● **Required task**:
Show every line below where "heart" can be found.

● **Records shown**:
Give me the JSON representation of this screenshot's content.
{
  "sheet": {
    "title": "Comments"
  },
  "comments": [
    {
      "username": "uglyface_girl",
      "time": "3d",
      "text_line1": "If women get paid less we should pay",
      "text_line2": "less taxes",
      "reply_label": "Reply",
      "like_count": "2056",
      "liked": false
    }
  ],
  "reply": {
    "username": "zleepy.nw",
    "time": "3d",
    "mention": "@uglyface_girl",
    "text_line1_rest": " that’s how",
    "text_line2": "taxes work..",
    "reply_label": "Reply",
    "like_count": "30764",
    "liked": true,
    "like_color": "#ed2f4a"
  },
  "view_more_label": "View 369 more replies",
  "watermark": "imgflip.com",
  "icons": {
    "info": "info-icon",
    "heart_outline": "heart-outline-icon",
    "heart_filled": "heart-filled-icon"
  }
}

● **Answer**:
    "heart_outline": "heart-outline-icon",
    "heart_filled": "heart-filled-icon"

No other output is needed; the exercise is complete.